— start of WORKING DATA —

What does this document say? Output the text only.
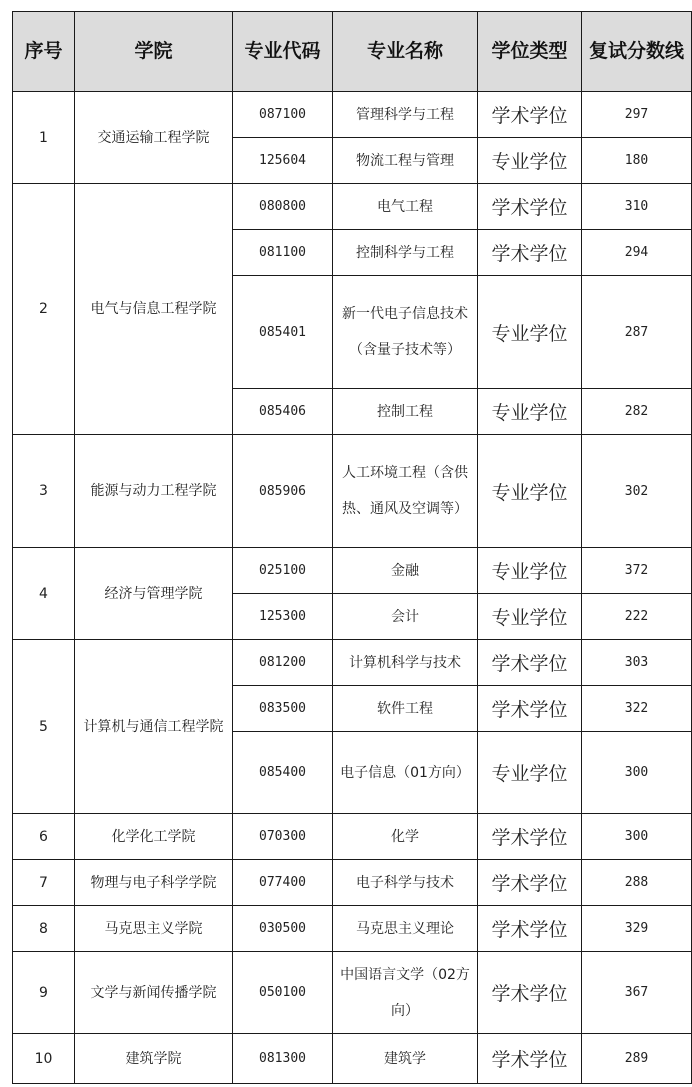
序号	学院	专业代码	专业名称	学位类型	复试分数线
1	交通运输工程学院	087100	管理科学与工程	学术学位	297
		125604	物流工程与管理	专业学位	180
2	电气与信息工程学院	080800	电气工程	学术学位	310
		081100	控制科学与工程	学术学位	294
		085401	新一代电子信息技术（含量子技术等）	专业学位	287
		085406	控制工程	专业学位	282
3	能源与动力工程学院	085906	人工环境工程（含供热、通风及空调等）	专业学位	302
4	经济与管理学院	025100	金融	专业学位	372
		125300	会计	专业学位	222
5	计算机与通信工程学院	081200	计算机科学与技术	学术学位	303
		083500	软件工程	学术学位	322
		085400	电子信息（01方向）	专业学位	300
6	化学化工学院	070300	化学	学术学位	300
7	物理与电子科学学院	077400	电子科学与技术	学术学位	288
8	马克思主义学院	030500	马克思主义理论	学术学位	329
9	文学与新闻传播学院	050100	中国语言文学（02方向）	学术学位	367
10	建筑学院	081300	建筑学	学术学位	289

— end of WORKING DATA —

### WHAT IS EXPECTED:
Return every line of the records exactly as given, pictures excluded.

### RESULT BELOW:
What does this document say? Output the text only.
序号	学院	专业代码	专业名称	学位类型	复试分数线
1	交通运输工程学院	087100	管理科学与工程	学术学位	297
		125604	物流工程与管理	专业学位	180
2	电气与信息工程学院	080800	电气工程	学术学位	310
		081100	控制科学与工程	学术学位	294
		085401	新一代电子信息技术（含量子技术等）	专业学位	287
		085406	控制工程	专业学位	282
3	能源与动力工程学院	085906	人工环境工程（含供热、通风及空调等）	专业学位	302
4	经济与管理学院	025100	金融	专业学位	372
		125300	会计	专业学位	222
5	计算机与通信工程学院	081200	计算机科学与技术	学术学位	303
		083500	软件工程	学术学位	322
		085400	电子信息（01方向）	专业学位	300
6	化学化工学院	070300	化学	学术学位	300
7	物理与电子科学学院	077400	电子科学与技术	学术学位	288
8	马克思主义学院	030500	马克思主义理论	学术学位	329
9	文学与新闻传播学院	050100	中国语言文学（02方向）	学术学位	367
10	建筑学院	081300	建筑学	学术学位	289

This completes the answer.